A psychologist I saw did comment that my Internal Family System is more literal and vivid, maybe, than most people's. They put that down to a writer’s imagination. It sounds a bit woo as I write this, but really our various selves are a bunch of stories we tell to ourselves about ourselves.
When I began to make rest a priority, it was medically required. That tells me a lot about how much permission we need! I relate to Glennon Doyle who has talked on her podcast about how hard it was (still is) to sit on the sofa and do nothing without feeling bad about it, even for two minutes. Rest with guilt is not rest. I sometimes bookend my rest breaks with giving myself permission. I look in the mirror, stare into my own eyes and say:
“The soft animal of your body is not a machine, and requires frequent rest, so now you are going to…”
At the end of my rest, I will check in and ask myself if I feel a little more refreshed now? If I don’t feel refreshed, that’s information too. I shocked myself with how little I felt restful, at the start, and there are still days where that happens. I’m learning.
Rest isn’t just lying down, it can be activity that’s not about an outcome, but rather that’s about an experience. Rest might be a walk around the park, or around the block, not because I “need more exercise” but because I feel alive when I move through space outside. Rest might be a fifteen minute nap or a ninety minute nap. For others, rest might be stopping to play with your kid’s crayons or play dough for five or (gasp) even ten minutes. It might be eating a juicy orange, or calling a friend just to say hi. It might be half an hour at a local art gallery or yarn or fabric shop, just enjoying beauty. The more rest breaks I can thread through my day, the more alive I feel, the more capacity I have to create.
Join Michelle in the comments!
How does prioritizing rest into your life and writing practice land with you?
Where do you think your conceptions about rest originate? What do you think it would take to make rest more of a priority?
Michelle emphasizes the importance of rest and sleep as surprising resources that bolster her writing life. How do you incorporate rest into your own creative process, and have you noticed a difference in your work or well-being as a result?

Provided records.
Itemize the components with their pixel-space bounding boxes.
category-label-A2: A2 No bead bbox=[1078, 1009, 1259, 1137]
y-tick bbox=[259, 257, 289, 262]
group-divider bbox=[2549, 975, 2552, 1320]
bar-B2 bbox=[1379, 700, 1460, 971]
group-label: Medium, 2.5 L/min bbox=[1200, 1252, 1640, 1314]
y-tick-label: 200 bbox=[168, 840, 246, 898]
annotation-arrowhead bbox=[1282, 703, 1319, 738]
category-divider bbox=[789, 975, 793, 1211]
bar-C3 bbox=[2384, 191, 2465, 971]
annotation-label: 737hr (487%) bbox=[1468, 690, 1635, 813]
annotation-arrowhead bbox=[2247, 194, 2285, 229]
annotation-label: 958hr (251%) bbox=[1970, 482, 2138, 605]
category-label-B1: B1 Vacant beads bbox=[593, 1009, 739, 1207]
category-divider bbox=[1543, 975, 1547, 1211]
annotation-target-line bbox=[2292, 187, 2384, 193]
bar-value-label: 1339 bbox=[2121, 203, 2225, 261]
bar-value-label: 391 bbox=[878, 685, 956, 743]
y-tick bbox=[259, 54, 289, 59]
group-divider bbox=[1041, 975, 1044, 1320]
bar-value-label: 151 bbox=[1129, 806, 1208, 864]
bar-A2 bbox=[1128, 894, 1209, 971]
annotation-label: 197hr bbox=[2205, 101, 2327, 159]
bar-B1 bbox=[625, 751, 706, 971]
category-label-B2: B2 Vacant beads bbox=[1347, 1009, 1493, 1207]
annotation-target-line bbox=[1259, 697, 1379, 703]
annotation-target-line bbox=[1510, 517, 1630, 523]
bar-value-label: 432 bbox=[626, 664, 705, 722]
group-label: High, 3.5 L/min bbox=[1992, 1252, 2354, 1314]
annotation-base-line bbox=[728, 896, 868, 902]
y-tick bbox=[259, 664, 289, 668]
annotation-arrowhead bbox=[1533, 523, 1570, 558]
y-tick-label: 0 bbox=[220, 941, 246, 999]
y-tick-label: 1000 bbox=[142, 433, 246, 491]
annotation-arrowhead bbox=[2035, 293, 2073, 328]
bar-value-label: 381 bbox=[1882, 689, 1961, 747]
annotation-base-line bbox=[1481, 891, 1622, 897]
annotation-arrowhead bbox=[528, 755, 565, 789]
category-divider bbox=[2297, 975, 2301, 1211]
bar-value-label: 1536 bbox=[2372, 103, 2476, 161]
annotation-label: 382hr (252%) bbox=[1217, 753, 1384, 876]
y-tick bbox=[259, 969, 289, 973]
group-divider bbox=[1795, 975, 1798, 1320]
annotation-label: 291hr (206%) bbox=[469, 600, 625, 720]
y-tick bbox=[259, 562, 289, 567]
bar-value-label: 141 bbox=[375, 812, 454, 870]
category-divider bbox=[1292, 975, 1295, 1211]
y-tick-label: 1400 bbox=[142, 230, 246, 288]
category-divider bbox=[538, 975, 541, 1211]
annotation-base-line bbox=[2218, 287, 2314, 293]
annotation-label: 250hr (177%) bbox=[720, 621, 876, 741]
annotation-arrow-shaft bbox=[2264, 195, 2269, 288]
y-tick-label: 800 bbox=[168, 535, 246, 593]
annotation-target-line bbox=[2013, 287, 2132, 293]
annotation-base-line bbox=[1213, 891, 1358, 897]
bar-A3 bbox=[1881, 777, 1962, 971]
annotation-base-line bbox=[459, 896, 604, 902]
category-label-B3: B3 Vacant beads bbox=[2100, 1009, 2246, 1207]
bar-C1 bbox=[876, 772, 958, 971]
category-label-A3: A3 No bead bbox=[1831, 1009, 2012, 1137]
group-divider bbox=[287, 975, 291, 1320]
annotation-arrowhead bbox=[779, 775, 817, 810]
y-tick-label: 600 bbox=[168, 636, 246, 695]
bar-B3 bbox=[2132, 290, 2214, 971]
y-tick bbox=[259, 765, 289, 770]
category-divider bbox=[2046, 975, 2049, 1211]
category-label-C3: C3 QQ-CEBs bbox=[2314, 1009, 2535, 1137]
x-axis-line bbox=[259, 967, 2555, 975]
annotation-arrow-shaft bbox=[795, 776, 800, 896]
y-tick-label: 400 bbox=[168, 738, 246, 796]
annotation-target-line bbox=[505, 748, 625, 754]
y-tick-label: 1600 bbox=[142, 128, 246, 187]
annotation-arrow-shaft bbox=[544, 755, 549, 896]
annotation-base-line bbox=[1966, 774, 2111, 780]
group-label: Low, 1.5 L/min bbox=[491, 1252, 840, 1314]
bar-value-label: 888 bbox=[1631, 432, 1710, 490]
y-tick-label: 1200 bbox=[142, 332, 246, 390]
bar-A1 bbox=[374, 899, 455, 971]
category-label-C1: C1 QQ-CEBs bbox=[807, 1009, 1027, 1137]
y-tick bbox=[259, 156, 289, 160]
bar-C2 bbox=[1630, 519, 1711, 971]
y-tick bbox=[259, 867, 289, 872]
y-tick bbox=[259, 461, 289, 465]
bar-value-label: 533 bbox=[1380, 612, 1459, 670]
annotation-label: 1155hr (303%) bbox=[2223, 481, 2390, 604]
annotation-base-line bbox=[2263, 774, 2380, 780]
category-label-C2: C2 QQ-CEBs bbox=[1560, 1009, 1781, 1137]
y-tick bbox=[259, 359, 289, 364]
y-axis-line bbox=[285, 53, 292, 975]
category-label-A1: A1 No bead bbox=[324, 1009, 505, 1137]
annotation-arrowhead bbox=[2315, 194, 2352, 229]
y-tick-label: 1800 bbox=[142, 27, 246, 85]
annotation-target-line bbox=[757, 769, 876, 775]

Things to do.
a) Quote the passage on rest word for word, starting at the words "Rest isn’t just" and ending after "have to create.".
b) Translate this sentence from the passage on rest into Spanish: "Rest with guilt is not rest."
c) Write what follows the final sentence of the passage on rest.
The data above were taken from a source unrelated to the passage on rest.

Per-task answers.
a)
Rest isn’t just lying down, it can be activity that’s not about an outcome, but rather that’s about an experience. Rest might be a walk around the park, or around the block, not because I “need more exercise” but because I feel alive when I move through space outside. Rest might be a fifteen minute nap or a ninety minute nap. For others, rest might be stopping to play with your kid’s crayons or play dough for five or (gasp) even ten minutes. It might be eating a juicy orange, or calling a friend just to say hi. It might be half an hour at a local art gallery or yarn or fabric shop, just enjoying beauty. The more rest breaks I can thread through my day, the more alive I feel, the more capacity I have to create.

b) El descanso con culpa no es descanso.

c)
About a year ago I invested in a sleep/health tracker that I didn't have to wear on my wrist- the Oura Ring. After a few months I stopped paying attention to my steps because I know my normal routine keeps me active enough. I continue, however, to track the quality of my sleep and take steps to protect it. That focus has allowed me to get on top of a lot of pernicious habits that I have historically struggled with-- smoking, drinking, late-night snacking and binge eating-- because I can see clearly within 24 hours how they affect my sleep and energy.
This attentiveness to quality rest has also made me better able to focus on my writing and to allow myself periods of real rest when I need them. I want my writing to come from a grounded place and not a desperate one, which means I have to be well rested. It's easy to buy into the ethos of grind culture and just push and push and push, but speaking for myself, the writing isn't better that way. There may be *more* of it, but at this point in my life I prefer quality over quantity.
So much this: “how hard it was (still is) to sit on the sofa and do nothing without feeling bad about it, even for two minutes. Rest with guilt is not rest.” I need to allow myself to rest without guilt.
I love how you reframe the idea of writing being an important activity. This is where I struggle most. Over the past couple of weeks, I have been getting closer to reframing that idea, and recognizing that I need to prioritize my writing. It helps that I have a friend (or a few) who keep encouraging me towards that direction.